#### Data section

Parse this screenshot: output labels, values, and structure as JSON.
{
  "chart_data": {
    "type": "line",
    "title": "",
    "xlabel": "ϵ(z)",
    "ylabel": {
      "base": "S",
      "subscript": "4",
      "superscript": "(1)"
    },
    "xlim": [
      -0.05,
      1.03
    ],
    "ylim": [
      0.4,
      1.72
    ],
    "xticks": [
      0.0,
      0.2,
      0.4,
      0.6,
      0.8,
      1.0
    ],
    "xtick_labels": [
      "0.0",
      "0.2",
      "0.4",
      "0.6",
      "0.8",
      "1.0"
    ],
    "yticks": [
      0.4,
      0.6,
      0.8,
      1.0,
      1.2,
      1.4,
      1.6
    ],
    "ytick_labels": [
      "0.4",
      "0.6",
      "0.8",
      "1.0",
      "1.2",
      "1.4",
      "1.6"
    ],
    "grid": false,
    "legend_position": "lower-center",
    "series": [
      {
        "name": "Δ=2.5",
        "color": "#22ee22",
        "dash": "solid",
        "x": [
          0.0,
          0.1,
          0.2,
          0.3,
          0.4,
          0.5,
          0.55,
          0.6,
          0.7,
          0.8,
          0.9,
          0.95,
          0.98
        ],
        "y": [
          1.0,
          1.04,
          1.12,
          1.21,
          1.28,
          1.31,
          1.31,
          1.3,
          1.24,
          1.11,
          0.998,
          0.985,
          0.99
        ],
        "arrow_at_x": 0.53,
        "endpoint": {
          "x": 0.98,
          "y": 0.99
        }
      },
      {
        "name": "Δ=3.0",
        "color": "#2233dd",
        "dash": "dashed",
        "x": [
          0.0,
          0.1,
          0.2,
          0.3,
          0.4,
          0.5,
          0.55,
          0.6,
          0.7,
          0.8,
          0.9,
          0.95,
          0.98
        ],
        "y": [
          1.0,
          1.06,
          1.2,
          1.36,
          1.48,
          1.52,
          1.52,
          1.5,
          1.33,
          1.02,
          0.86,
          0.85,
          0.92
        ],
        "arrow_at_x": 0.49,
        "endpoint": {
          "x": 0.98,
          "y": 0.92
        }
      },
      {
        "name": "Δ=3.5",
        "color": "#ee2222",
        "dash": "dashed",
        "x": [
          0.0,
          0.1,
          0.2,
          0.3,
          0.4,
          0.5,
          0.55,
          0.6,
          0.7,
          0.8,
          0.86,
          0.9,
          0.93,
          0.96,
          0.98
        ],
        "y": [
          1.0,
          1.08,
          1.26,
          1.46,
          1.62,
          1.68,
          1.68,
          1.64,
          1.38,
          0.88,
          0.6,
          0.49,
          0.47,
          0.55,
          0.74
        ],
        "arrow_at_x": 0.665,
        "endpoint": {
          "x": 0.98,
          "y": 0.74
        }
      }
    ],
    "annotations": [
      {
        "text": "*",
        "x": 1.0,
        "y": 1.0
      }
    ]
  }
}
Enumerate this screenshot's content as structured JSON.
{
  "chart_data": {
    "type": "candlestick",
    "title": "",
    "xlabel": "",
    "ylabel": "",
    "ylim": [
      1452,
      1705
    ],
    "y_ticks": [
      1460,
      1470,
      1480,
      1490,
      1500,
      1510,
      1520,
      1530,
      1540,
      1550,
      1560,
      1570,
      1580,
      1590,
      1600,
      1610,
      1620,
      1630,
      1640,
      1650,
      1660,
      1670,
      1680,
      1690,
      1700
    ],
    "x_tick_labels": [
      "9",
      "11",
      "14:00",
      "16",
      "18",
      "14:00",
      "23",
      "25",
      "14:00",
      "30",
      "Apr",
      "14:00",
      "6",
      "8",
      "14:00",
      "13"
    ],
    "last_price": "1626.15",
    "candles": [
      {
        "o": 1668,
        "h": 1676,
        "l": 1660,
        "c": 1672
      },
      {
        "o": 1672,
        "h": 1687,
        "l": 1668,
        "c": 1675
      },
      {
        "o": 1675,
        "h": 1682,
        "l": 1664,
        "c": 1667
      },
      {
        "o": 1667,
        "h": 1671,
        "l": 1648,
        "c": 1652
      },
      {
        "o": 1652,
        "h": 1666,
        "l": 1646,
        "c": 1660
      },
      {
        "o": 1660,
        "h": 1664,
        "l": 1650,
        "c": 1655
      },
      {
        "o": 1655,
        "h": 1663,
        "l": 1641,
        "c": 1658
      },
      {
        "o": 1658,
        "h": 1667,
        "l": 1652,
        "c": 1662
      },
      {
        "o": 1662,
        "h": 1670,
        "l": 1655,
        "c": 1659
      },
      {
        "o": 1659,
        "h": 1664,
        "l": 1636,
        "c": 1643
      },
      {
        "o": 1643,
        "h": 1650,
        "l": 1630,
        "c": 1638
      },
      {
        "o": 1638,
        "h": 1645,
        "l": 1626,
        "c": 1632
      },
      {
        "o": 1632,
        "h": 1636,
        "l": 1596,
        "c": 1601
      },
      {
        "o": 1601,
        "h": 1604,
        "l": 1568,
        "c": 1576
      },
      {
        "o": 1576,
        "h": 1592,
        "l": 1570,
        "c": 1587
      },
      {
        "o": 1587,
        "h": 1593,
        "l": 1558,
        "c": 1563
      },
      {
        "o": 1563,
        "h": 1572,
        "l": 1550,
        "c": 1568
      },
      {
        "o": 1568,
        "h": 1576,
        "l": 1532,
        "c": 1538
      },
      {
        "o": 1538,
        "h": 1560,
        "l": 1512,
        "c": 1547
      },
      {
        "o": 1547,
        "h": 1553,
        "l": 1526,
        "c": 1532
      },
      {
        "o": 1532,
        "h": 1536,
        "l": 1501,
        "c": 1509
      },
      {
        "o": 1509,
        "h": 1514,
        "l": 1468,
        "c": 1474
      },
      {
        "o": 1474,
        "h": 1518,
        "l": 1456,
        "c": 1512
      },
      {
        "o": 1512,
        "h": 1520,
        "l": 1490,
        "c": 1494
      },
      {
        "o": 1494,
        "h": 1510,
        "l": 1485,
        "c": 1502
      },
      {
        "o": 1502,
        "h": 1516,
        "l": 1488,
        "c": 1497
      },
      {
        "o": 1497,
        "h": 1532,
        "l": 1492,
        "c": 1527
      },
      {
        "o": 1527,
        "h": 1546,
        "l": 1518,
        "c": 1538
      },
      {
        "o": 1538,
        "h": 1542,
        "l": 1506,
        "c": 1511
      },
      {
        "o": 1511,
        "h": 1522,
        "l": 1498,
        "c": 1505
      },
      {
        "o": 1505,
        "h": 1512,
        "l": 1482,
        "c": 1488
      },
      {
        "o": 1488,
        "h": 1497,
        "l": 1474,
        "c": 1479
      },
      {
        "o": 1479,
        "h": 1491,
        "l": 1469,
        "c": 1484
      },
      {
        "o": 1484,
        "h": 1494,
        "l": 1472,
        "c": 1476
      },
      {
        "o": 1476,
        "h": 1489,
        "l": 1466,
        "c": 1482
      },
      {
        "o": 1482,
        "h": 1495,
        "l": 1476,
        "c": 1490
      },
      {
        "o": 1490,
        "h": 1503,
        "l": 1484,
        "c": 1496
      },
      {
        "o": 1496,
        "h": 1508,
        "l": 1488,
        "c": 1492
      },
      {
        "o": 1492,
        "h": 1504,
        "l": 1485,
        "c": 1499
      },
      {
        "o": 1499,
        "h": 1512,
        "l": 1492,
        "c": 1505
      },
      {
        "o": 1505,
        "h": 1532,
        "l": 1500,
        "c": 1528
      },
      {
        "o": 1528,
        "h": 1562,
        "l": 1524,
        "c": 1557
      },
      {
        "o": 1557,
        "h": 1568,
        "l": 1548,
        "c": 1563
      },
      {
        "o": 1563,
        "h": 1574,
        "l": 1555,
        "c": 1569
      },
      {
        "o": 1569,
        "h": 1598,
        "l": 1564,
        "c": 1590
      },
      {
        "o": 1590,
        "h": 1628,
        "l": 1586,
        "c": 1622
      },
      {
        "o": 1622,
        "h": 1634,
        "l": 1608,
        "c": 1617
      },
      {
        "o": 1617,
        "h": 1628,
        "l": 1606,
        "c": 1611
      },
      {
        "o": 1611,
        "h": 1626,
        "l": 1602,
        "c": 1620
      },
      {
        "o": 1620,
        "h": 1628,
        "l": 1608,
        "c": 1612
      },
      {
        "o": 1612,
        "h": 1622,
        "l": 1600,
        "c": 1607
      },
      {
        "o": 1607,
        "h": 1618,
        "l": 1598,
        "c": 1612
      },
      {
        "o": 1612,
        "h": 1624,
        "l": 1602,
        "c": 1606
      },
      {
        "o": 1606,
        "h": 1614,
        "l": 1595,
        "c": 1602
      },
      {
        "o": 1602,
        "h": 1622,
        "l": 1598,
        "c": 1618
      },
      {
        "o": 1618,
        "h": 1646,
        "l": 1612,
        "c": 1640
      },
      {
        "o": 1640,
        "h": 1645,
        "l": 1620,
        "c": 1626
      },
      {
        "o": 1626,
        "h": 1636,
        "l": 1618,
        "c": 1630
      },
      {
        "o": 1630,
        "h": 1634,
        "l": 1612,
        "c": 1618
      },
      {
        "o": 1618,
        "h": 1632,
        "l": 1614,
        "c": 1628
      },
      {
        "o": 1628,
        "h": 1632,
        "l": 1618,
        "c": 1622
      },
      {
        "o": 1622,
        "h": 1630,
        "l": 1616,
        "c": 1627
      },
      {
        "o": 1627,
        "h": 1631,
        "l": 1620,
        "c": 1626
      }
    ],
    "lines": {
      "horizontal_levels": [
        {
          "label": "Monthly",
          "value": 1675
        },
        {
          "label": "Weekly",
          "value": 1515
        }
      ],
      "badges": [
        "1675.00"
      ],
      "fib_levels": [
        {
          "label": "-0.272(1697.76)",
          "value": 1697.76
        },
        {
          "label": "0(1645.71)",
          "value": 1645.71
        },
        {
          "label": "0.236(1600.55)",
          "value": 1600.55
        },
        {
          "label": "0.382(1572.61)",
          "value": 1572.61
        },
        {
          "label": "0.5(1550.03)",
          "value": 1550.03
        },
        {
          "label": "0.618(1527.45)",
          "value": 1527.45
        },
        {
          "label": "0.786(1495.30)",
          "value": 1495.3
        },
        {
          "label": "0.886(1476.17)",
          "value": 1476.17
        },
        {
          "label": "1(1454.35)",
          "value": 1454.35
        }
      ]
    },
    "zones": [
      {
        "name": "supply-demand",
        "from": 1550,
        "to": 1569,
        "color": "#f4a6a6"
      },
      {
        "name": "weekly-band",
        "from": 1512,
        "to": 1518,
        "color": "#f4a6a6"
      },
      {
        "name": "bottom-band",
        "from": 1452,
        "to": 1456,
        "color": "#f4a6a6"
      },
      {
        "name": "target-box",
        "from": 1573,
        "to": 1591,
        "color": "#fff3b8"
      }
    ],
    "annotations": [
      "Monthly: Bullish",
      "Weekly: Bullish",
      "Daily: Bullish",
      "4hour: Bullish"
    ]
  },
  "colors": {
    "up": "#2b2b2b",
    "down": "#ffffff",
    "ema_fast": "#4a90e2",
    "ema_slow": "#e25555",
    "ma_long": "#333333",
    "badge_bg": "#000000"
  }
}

########

### Work to do
List the lines of the records where "from" occurs.

### Output for this task
        "from": 1550,
        "from": 1512,
        "from": 1452,
        "from": 1573,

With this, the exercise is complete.